Exercise goal
Look through the records and report how many lines include the word "хороолол", with no other words.

Dataset excerpts
[START]
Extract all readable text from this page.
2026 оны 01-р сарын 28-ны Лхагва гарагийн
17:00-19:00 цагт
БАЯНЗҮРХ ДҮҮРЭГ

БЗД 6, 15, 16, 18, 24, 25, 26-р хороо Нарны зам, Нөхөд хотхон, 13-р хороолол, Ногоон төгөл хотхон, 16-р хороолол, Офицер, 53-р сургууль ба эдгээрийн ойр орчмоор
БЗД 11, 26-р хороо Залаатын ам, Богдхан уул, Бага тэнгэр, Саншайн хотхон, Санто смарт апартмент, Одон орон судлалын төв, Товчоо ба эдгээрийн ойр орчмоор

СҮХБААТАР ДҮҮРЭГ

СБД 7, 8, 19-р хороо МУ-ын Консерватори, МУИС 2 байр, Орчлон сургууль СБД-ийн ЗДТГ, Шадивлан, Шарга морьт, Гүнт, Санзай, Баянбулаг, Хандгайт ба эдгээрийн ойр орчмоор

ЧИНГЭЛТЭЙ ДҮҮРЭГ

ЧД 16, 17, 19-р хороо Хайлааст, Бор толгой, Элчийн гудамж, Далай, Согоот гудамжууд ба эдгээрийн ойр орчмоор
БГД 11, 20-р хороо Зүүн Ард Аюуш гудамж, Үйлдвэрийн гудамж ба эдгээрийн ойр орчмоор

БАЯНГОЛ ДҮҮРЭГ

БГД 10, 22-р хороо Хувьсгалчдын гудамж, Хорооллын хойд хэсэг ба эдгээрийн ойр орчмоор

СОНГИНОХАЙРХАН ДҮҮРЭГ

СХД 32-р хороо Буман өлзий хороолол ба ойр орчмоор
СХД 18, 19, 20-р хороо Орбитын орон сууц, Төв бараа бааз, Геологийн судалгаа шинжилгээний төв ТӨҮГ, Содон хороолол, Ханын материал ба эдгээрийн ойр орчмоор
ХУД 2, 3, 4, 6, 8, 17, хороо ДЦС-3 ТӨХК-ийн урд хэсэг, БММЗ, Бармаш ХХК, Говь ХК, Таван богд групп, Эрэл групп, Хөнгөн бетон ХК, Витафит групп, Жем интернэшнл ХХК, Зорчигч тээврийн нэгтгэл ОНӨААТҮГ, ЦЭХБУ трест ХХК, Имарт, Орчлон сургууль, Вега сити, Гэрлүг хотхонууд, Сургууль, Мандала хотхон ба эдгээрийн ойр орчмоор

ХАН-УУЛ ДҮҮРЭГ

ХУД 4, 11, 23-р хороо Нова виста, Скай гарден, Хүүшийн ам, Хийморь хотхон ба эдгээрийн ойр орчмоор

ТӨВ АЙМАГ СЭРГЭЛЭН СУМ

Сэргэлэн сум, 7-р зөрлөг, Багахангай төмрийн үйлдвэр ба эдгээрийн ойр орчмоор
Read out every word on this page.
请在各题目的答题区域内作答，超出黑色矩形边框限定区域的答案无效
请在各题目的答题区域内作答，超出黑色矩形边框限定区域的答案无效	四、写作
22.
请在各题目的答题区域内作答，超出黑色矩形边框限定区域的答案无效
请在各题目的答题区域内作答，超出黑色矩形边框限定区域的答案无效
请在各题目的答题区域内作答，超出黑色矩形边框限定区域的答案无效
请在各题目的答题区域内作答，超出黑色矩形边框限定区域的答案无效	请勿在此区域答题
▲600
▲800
[END]
Finished exercise
3